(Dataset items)

--------------------------------

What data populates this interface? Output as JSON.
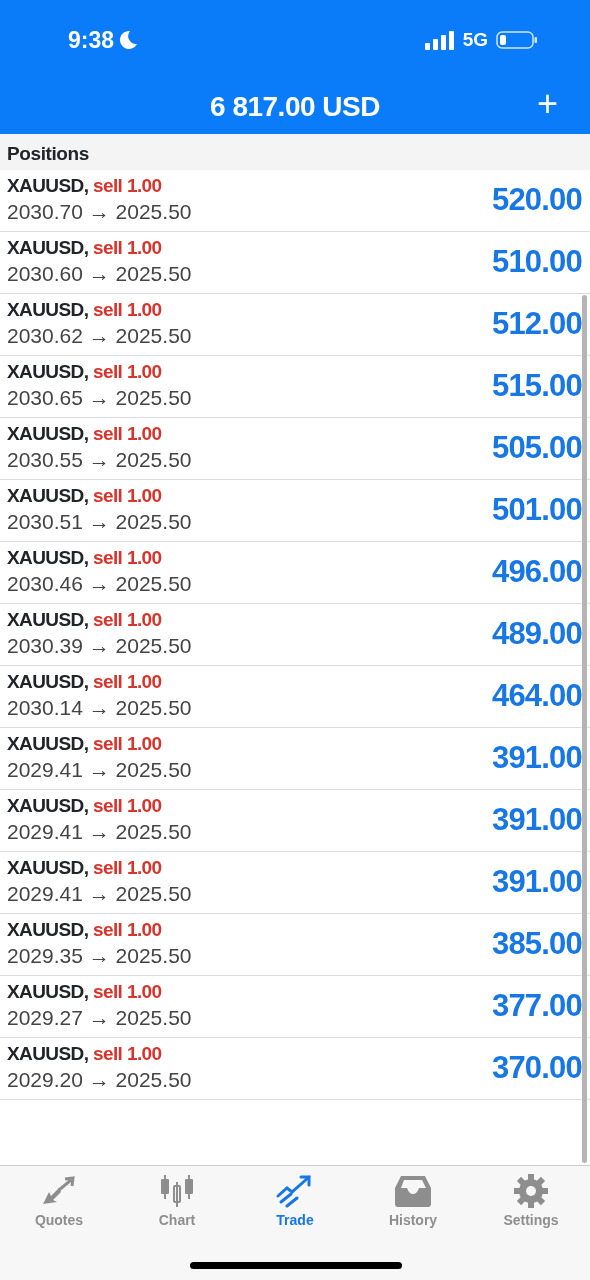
{
  "status_bar": {
    "time": "9:38",
    "network": "5G"
  },
  "header": {
    "title": "6 817.00 USD",
    "add_button": "+"
  },
  "section_title": "Positions",
  "positions": [
    {
      "symbol": "XAUUSD,",
      "side": "sell 1.00",
      "prices": "2030.70 → 2025.50",
      "profit": "520.00"
    },
    {
      "symbol": "XAUUSD,",
      "side": "sell 1.00",
      "prices": "2030.60 → 2025.50",
      "profit": "510.00"
    },
    {
      "symbol": "XAUUSD,",
      "side": "sell 1.00",
      "prices": "2030.62 → 2025.50",
      "profit": "512.00"
    },
    {
      "symbol": "XAUUSD,",
      "side": "sell 1.00",
      "prices": "2030.65 → 2025.50",
      "profit": "515.00"
    },
    {
      "symbol": "XAUUSD,",
      "side": "sell 1.00",
      "prices": "2030.55 → 2025.50",
      "profit": "505.00"
    },
    {
      "symbol": "XAUUSD,",
      "side": "sell 1.00",
      "prices": "2030.51 → 2025.50",
      "profit": "501.00"
    },
    {
      "symbol": "XAUUSD,",
      "side": "sell 1.00",
      "prices": "2030.46 → 2025.50",
      "profit": "496.00"
    },
    {
      "symbol": "XAUUSD,",
      "side": "sell 1.00",
      "prices": "2030.39 → 2025.50",
      "profit": "489.00"
    },
    {
      "symbol": "XAUUSD,",
      "side": "sell 1.00",
      "prices": "2030.14 → 2025.50",
      "profit": "464.00"
    },
    {
      "symbol": "XAUUSD,",
      "side": "sell 1.00",
      "prices": "2029.41 → 2025.50",
      "profit": "391.00"
    },
    {
      "symbol": "XAUUSD,",
      "side": "sell 1.00",
      "prices": "2029.41 → 2025.50",
      "profit": "391.00"
    },
    {
      "symbol": "XAUUSD,",
      "side": "sell 1.00",
      "prices": "2029.41 → 2025.50",
      "profit": "391.00"
    },
    {
      "symbol": "XAUUSD,",
      "side": "sell 1.00",
      "prices": "2029.35 → 2025.50",
      "profit": "385.00"
    },
    {
      "symbol": "XAUUSD,",
      "side": "sell 1.00",
      "prices": "2029.27 → 2025.50",
      "profit": "377.00"
    },
    {
      "symbol": "XAUUSD,",
      "side": "sell 1.00",
      "prices": "2029.20 → 2025.50",
      "profit": "370.00"
    }
  ],
  "tab_bar": [
    {
      "label": "Quotes",
      "kind": "quotes",
      "selected": false
    },
    {
      "label": "Chart",
      "kind": "chart",
      "selected": false
    },
    {
      "label": "Trade",
      "kind": "trade",
      "selected": true
    },
    {
      "label": "History",
      "kind": "history",
      "selected": false
    },
    {
      "label": "Settings",
      "kind": "settings",
      "selected": false
    }
  ]
}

--------------------------------

**What is being asked:**
Are you able to set down all the lines above exactly, without any pictures?

**Problem solution:**
What data populates this interface? Output as JSON.
{
  "status_bar": {
    "time": "9:38",
    "network": "5G"
  },
  "header": {
    "title": "6 817.00 USD",
    "add_button": "+"
  },
  "section_title": "Positions",
  "positions": [
    {
      "symbol": "XAUUSD,",
      "side": "sell 1.00",
      "prices": "2030.70 → 2025.50",
      "profit": "520.00"
    },
    {
      "symbol": "XAUUSD,",
      "side": "sell 1.00",
      "prices": "2030.60 → 2025.50",
      "profit": "510.00"
    },
    {
      "symbol": "XAUUSD,",
      "side": "sell 1.00",
      "prices": "2030.62 → 2025.50",
      "profit": "512.00"
    },
    {
      "symbol": "XAUUSD,",
      "side": "sell 1.00",
      "prices": "2030.65 → 2025.50",
      "profit": "515.00"
    },
    {
      "symbol": "XAUUSD,",
      "side": "sell 1.00",
      "prices": "2030.55 → 2025.50",
      "profit": "505.00"
    },
    {
      "symbol": "XAUUSD,",
      "side": "sell 1.00",
      "prices": "2030.51 → 2025.50",
      "profit": "501.00"
    },
    {
      "symbol": "XAUUSD,",
      "side": "sell 1.00",
      "prices": "2030.46 → 2025.50",
      "profit": "496.00"
    },
    {
      "symbol": "XAUUSD,",
      "side": "sell 1.00",
      "prices": "2030.39 → 2025.50",
      "profit": "489.00"
    },
    {
      "symbol": "XAUUSD,",
      "side": "sell 1.00",
      "prices": "2030.14 → 2025.50",
      "profit": "464.00"
    },
    {
      "symbol": "XAUUSD,",
      "side": "sell 1.00",
      "prices": "2029.41 → 2025.50",
      "profit": "391.00"
    },
    {
      "symbol": "XAUUSD,",
      "side": "sell 1.00",
      "prices": "2029.41 → 2025.50",
      "profit": "391.00"
    },
    {
      "symbol": "XAUUSD,",
      "side": "sell 1.00",
      "prices": "2029.41 → 2025.50",
      "profit": "391.00"
    },
    {
      "symbol": "XAUUSD,",
      "side": "sell 1.00",
      "prices": "2029.35 → 2025.50",
      "profit": "385.00"
    },
    {
      "symbol": "XAUUSD,",
      "side": "sell 1.00",
      "prices": "2029.27 → 2025.50",
      "profit": "377.00"
    },
    {
      "symbol": "XAUUSD,",
      "side": "sell 1.00",
      "prices": "2029.20 → 2025.50",
      "profit": "370.00"
    }
  ],
  "tab_bar": [
    {
      "label": "Quotes",
      "kind": "quotes",
      "selected": false
    },
    {
      "label": "Chart",
      "kind": "chart",
      "selected": false
    },
    {
      "label": "Trade",
      "kind": "trade",
      "selected": true
    },
    {
      "label": "History",
      "kind": "history",
      "selected": false
    },
    {
      "label": "Settings",
      "kind": "settings",
      "selected": false
    }
  ]
}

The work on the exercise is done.